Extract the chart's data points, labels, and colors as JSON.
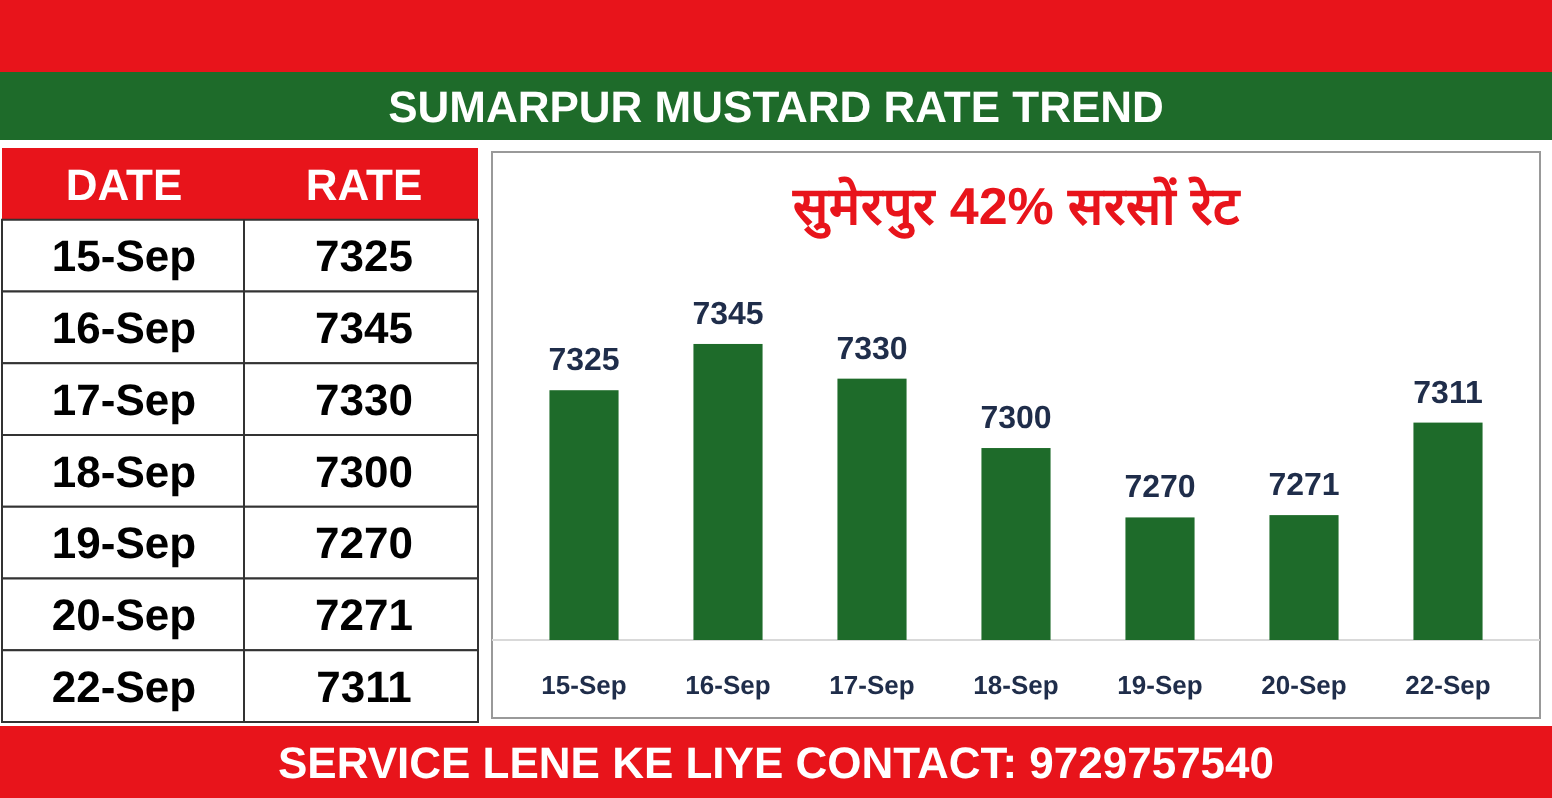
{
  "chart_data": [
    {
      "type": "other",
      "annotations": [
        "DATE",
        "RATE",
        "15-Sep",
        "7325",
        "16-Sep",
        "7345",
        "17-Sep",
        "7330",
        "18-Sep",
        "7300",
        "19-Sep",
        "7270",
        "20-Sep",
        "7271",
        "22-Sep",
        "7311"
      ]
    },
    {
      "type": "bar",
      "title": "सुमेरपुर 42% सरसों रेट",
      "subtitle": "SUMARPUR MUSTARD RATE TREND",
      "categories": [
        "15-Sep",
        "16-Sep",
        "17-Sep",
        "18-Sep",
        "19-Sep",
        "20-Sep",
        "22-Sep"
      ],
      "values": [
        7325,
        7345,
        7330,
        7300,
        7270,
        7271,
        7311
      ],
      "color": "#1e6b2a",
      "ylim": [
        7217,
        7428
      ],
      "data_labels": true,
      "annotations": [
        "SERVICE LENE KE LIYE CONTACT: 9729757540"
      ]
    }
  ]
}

==

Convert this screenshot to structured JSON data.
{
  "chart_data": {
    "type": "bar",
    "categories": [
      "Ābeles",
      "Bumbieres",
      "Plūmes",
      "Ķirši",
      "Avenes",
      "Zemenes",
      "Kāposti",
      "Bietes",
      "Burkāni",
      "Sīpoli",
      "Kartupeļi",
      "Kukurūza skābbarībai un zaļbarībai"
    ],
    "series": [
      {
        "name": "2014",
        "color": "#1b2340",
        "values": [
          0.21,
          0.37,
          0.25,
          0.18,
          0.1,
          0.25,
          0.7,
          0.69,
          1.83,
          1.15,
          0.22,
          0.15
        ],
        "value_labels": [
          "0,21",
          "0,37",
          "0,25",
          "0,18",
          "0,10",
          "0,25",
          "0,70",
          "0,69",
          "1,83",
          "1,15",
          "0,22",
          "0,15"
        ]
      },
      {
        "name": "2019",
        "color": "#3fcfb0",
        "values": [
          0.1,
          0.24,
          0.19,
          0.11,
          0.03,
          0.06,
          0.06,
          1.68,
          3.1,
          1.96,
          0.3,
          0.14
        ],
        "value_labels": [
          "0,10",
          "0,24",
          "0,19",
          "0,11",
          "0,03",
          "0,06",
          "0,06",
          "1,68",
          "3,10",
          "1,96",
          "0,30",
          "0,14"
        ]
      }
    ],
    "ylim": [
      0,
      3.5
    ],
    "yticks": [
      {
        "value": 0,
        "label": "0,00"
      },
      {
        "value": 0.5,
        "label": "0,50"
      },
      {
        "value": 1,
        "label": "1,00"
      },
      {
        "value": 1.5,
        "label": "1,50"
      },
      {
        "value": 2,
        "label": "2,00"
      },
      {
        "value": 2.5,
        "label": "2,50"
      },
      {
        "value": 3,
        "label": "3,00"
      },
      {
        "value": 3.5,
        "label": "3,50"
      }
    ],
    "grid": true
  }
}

- _TASK GOAL_
Gather up every line from the listing above in which the word "JSON" occurs.

- _RESULT OF THE TASK_
Extract the chart's data points, labels, and colors as JSON.
Convert this screenshot to structured JSON data.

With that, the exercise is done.